■ THE REQUEST
Find all lines in the listing that include the word "college", then copy them.

───── LISTED ENTRIES

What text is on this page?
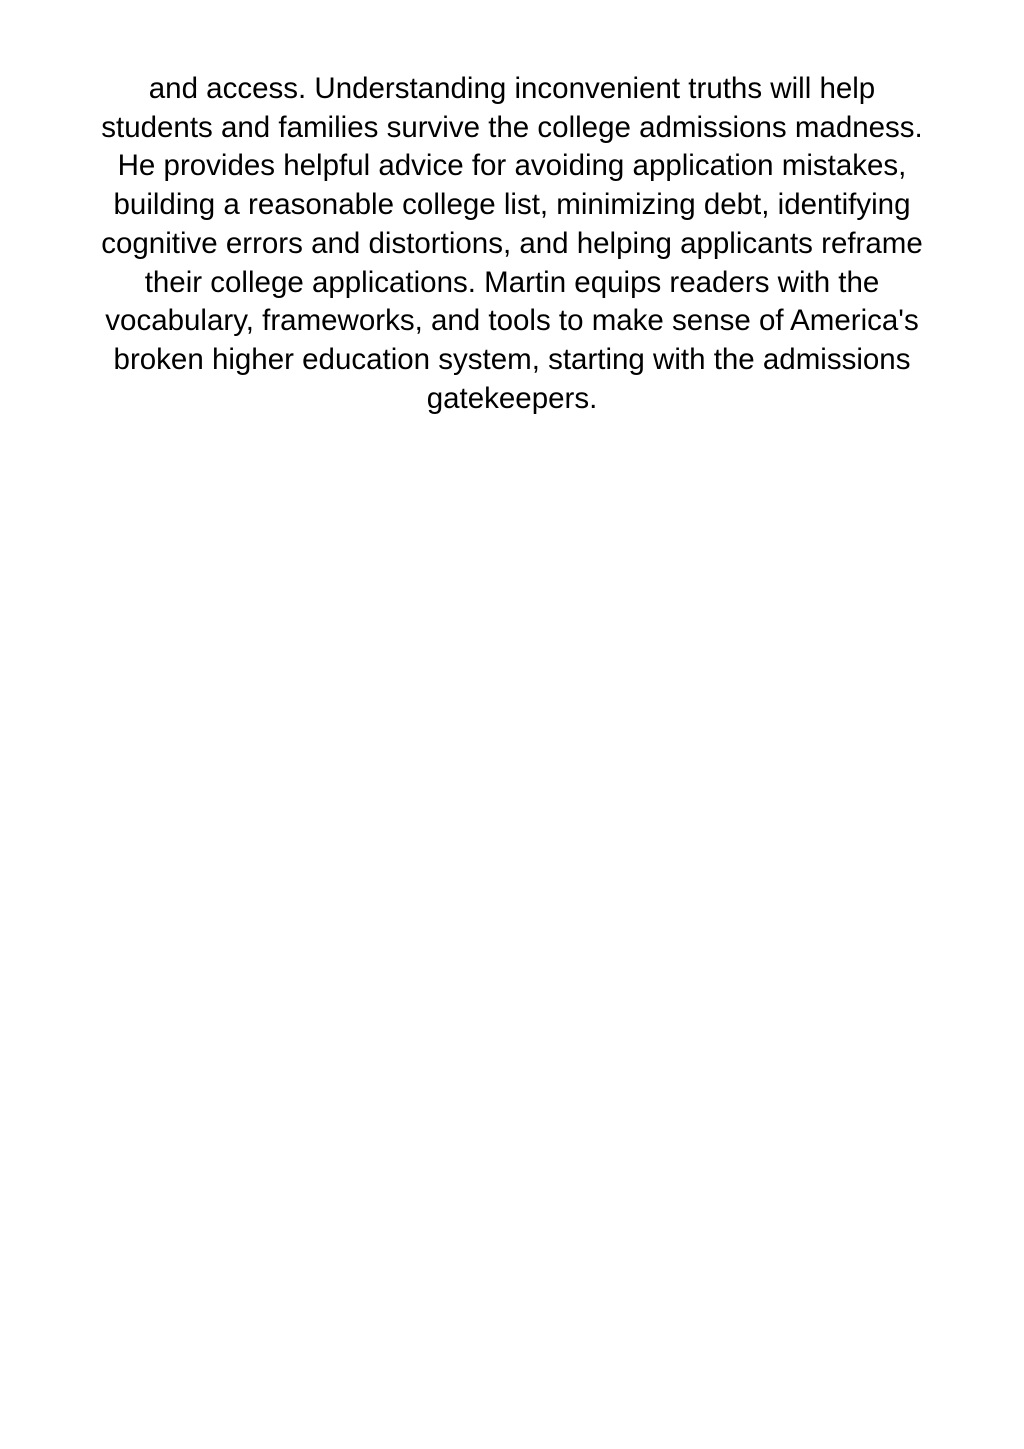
and access. Understanding inconvenient truths will help
students and families survive the college admissions madness.
He provides helpful advice for avoiding application mistakes,
building a reasonable college list, minimizing debt, identifying
cognitive errors and distortions, and helping applicants reframe
their college applications. Martin equips readers with the
vocabulary, frameworks, and tools to make sense of America's
broken higher education system, starting with the admissions
gatekeepers.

──────────

■ RESPONSE FOR THIS EXERCISE
students and families survive the college admissions madness.
building a reasonable college list, minimizing debt, identifying
their college applications. Martin equips readers with the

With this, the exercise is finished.